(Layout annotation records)
□ □ □

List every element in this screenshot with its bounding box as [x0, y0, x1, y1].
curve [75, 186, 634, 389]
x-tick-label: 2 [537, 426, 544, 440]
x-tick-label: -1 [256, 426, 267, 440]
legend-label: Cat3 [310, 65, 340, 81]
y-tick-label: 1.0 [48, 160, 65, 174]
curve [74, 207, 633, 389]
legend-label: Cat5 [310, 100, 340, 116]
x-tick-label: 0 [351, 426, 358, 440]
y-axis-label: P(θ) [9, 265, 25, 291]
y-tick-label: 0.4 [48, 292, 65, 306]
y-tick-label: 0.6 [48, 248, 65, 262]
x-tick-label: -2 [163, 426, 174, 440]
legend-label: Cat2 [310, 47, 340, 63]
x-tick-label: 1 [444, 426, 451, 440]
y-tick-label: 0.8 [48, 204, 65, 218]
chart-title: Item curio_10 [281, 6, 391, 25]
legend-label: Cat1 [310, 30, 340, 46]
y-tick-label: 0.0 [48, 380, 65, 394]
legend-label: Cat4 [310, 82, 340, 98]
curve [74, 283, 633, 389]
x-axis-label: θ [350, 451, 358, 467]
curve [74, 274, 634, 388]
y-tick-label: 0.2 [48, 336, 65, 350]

□ □ □

The exercise:
Copy out the items above, substituting "x-axis-tick" for every "x-tick-label" and leaving everything else unchanged.

Completed task:
List every element in this screenshot with its bounding box as [x0, y0, x1, y1].
curve [75, 186, 634, 389]
x-axis-tick: 2 [537, 426, 544, 440]
x-axis-tick: -1 [256, 426, 267, 440]
legend-label: Cat3 [310, 65, 340, 81]
y-tick-label: 1.0 [48, 160, 65, 174]
curve [74, 207, 633, 389]
legend-label: Cat5 [310, 100, 340, 116]
x-axis-tick: 0 [351, 426, 358, 440]
y-axis-label: P(θ) [9, 265, 25, 291]
y-tick-label: 0.4 [48, 292, 65, 306]
y-tick-label: 0.6 [48, 248, 65, 262]
x-axis-tick: -2 [163, 426, 174, 440]
legend-label: Cat2 [310, 47, 340, 63]
x-axis-tick: 1 [444, 426, 451, 440]
y-tick-label: 0.8 [48, 204, 65, 218]
chart-title: Item curio_10 [281, 6, 391, 25]
legend-label: Cat1 [310, 30, 340, 46]
y-tick-label: 0.0 [48, 380, 65, 394]
legend-label: Cat4 [310, 82, 340, 98]
curve [74, 283, 633, 389]
x-axis-label: θ [350, 451, 358, 467]
curve [74, 274, 634, 388]
y-tick-label: 0.2 [48, 336, 65, 350]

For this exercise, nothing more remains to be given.